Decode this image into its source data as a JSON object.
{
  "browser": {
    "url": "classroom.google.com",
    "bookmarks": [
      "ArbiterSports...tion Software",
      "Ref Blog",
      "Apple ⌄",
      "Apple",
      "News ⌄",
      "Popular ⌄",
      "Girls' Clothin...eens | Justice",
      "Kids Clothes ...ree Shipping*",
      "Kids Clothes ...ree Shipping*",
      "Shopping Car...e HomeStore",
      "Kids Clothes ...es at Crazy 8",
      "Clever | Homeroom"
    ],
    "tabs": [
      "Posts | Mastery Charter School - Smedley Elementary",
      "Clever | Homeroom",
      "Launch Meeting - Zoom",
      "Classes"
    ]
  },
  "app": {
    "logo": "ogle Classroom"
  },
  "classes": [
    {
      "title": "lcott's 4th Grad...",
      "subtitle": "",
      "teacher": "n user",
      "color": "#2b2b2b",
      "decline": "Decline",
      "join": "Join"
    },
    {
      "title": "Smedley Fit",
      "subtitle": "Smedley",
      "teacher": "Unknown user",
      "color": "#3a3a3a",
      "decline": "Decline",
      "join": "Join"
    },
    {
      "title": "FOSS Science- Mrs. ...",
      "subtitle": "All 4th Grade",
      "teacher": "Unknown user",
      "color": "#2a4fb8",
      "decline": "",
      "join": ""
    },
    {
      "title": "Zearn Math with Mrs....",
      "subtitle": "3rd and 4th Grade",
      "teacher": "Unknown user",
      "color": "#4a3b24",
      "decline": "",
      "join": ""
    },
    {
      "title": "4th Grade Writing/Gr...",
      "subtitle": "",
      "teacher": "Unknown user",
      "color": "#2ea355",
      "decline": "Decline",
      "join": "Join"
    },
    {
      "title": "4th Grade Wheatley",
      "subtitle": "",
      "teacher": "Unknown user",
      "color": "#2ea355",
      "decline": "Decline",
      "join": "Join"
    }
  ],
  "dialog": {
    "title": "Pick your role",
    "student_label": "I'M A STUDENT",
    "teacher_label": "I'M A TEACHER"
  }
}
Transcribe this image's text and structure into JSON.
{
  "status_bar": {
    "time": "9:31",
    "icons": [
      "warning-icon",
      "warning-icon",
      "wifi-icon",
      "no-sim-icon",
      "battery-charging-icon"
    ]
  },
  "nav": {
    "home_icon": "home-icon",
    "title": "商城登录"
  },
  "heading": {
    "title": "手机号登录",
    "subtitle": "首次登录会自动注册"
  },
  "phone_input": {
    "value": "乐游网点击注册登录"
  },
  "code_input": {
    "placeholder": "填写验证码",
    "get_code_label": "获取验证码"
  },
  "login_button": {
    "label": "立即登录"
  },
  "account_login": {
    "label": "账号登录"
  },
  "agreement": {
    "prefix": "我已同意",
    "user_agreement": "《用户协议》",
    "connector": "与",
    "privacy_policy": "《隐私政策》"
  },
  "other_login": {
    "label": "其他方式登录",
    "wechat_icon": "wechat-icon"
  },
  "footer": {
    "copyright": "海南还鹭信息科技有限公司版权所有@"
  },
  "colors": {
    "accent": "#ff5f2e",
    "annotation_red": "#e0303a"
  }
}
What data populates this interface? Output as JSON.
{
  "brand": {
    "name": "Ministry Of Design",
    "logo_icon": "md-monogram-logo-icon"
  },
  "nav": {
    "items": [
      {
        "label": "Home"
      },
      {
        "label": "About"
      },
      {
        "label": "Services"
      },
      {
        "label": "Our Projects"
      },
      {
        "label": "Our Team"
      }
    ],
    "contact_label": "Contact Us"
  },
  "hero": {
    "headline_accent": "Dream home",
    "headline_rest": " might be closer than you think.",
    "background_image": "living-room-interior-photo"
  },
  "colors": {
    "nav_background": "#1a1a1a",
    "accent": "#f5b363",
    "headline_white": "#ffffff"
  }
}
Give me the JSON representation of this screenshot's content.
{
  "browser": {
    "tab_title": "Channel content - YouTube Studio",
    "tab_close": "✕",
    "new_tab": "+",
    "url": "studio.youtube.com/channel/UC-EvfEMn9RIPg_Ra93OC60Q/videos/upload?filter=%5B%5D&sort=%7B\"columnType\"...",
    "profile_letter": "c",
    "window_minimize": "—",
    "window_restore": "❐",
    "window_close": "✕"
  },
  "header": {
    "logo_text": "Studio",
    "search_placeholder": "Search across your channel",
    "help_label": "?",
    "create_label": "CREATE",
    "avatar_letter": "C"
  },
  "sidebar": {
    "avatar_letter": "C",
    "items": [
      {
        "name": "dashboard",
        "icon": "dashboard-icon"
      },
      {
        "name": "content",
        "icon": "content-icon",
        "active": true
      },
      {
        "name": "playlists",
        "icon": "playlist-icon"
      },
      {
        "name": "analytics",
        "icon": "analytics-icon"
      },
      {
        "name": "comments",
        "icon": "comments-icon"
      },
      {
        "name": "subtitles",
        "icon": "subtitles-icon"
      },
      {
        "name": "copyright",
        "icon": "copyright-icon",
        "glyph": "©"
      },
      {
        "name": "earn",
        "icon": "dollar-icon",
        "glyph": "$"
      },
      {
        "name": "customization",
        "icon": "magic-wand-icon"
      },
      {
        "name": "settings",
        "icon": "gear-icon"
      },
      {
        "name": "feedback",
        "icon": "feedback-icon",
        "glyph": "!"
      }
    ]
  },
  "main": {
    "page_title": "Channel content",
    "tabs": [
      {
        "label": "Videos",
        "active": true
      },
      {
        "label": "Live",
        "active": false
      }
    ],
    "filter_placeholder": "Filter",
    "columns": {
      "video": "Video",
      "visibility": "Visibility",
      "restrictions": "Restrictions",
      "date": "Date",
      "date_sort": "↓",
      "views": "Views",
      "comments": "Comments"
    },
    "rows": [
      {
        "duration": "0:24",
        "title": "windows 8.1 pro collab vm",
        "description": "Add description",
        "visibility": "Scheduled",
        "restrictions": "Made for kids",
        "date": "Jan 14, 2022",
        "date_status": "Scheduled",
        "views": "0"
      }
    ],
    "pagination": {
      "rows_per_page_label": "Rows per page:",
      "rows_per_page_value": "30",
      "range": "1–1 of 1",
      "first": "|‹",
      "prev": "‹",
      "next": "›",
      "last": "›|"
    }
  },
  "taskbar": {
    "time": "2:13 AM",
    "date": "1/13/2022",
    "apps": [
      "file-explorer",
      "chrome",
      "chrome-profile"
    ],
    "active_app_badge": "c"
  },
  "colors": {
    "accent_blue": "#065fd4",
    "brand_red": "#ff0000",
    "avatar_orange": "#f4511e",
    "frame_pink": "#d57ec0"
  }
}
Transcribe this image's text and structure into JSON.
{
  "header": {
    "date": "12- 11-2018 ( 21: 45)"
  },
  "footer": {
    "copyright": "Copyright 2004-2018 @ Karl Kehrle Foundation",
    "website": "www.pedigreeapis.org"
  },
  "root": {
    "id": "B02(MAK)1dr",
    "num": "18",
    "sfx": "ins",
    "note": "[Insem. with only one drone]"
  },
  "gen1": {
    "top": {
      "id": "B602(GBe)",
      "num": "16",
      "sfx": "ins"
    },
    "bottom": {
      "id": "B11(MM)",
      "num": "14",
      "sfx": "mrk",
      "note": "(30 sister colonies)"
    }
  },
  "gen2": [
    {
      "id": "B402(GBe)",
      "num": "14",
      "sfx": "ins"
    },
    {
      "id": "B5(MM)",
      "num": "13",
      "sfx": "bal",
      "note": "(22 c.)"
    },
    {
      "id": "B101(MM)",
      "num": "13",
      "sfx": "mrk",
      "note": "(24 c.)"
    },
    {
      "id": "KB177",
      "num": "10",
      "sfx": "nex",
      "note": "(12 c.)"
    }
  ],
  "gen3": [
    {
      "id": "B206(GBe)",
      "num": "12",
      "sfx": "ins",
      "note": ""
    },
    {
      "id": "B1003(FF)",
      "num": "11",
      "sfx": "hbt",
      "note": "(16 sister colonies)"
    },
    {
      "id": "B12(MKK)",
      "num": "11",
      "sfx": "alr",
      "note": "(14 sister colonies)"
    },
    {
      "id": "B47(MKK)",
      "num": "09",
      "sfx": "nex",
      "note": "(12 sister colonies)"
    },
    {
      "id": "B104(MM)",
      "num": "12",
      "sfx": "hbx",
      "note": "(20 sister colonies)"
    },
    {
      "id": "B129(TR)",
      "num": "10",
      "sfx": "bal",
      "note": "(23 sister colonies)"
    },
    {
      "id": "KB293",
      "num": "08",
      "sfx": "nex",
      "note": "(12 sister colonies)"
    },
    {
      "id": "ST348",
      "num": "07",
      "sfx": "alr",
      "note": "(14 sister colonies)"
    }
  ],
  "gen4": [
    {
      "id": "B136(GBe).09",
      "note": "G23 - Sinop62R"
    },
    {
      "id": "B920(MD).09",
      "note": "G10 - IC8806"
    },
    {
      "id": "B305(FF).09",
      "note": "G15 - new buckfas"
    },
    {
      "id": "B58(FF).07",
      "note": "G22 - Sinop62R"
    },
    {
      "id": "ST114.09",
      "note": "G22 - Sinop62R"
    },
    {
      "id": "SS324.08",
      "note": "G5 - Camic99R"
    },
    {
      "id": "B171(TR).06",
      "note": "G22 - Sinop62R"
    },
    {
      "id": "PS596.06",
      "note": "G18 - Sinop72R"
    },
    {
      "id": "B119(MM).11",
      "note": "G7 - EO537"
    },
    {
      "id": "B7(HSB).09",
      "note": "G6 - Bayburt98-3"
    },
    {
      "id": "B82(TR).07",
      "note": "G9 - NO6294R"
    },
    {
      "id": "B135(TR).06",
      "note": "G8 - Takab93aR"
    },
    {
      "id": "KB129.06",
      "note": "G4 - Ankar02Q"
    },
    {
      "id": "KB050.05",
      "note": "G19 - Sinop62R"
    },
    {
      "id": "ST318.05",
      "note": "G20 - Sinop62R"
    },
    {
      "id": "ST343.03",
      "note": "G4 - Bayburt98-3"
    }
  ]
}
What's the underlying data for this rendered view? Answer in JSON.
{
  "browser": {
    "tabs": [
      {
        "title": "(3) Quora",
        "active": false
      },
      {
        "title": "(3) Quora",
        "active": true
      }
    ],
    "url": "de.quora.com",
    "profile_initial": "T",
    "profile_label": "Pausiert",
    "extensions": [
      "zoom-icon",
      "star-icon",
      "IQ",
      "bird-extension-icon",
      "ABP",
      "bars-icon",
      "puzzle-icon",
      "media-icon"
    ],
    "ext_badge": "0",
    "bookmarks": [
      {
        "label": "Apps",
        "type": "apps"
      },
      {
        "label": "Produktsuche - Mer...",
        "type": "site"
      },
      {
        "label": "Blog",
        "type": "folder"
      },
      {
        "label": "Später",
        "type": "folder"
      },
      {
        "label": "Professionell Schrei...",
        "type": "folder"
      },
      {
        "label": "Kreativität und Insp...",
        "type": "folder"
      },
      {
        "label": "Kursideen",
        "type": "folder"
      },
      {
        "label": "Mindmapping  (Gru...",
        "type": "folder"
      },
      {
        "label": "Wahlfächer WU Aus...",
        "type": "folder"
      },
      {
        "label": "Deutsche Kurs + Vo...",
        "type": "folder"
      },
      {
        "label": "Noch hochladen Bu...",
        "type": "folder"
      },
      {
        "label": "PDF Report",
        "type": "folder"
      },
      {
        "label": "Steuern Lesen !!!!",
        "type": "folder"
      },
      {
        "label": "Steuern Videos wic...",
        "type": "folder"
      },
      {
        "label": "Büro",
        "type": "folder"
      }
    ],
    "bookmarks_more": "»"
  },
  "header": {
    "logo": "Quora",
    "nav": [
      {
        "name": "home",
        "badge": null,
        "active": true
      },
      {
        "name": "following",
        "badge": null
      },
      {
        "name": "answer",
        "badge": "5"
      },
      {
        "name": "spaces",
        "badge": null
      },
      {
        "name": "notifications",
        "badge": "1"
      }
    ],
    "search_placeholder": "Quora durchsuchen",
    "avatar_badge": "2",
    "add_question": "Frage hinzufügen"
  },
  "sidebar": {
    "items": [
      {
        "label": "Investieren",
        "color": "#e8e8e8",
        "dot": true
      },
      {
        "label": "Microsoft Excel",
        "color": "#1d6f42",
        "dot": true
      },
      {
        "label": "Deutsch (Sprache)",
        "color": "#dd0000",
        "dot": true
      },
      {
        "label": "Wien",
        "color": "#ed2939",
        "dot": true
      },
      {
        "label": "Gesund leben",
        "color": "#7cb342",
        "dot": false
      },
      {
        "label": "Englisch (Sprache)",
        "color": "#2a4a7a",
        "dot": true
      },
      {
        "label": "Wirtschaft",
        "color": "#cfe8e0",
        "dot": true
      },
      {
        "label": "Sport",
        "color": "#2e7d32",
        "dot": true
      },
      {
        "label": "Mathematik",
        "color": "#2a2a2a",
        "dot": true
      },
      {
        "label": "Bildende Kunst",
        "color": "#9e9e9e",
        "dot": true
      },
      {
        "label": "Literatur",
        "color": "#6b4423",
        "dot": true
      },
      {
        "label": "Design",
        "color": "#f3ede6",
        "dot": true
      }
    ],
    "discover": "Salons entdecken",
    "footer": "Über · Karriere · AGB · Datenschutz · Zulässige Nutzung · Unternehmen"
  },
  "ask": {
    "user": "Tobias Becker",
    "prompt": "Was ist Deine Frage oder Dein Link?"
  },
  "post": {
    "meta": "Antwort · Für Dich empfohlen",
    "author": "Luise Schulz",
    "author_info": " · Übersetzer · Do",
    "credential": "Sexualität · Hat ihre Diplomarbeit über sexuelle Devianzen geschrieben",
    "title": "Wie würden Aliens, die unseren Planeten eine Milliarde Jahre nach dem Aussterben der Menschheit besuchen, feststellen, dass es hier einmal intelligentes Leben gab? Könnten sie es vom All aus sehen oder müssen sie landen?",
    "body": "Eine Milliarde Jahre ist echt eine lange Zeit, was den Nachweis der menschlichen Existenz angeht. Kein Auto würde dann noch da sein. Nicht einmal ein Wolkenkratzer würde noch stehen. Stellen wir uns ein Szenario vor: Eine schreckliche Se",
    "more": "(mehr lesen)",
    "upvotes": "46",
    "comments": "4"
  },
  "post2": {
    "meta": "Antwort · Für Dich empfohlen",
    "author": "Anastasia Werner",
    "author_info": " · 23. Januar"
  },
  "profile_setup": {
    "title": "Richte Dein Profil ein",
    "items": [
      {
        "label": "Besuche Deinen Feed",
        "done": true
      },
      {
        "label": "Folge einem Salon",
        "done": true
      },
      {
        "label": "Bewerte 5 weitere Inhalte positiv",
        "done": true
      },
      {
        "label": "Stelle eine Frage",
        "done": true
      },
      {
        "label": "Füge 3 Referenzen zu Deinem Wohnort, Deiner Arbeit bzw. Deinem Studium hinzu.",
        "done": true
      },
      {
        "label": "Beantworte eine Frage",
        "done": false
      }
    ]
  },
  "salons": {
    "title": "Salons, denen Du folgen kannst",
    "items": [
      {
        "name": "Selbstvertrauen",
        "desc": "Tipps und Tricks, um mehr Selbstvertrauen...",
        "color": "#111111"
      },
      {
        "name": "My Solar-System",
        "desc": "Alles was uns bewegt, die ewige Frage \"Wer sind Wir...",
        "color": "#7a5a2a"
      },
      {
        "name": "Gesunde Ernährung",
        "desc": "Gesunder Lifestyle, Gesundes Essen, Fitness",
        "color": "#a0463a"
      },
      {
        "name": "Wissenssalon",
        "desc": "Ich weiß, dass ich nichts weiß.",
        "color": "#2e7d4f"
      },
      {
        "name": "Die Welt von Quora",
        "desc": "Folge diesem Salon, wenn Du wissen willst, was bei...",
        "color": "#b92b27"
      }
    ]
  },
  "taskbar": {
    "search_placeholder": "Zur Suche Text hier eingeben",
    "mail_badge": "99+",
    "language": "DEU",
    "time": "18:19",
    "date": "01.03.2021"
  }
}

> GIVEN REQUEST
Check each line of the records above for "hier", and copy those that have it.

> EXERCISE SOLUTION
    "title": "Wie würden Aliens, die unseren Planeten eine Milliarde Jahre nach dem Aussterben der Menschheit besuchen, feststellen, dass es hier einmal intelligentes Leben gab? Könnten sie es vom All aus sehen oder müssen sie landen?",
    "search_placeholder": "Zur Suche Text hier eingeben",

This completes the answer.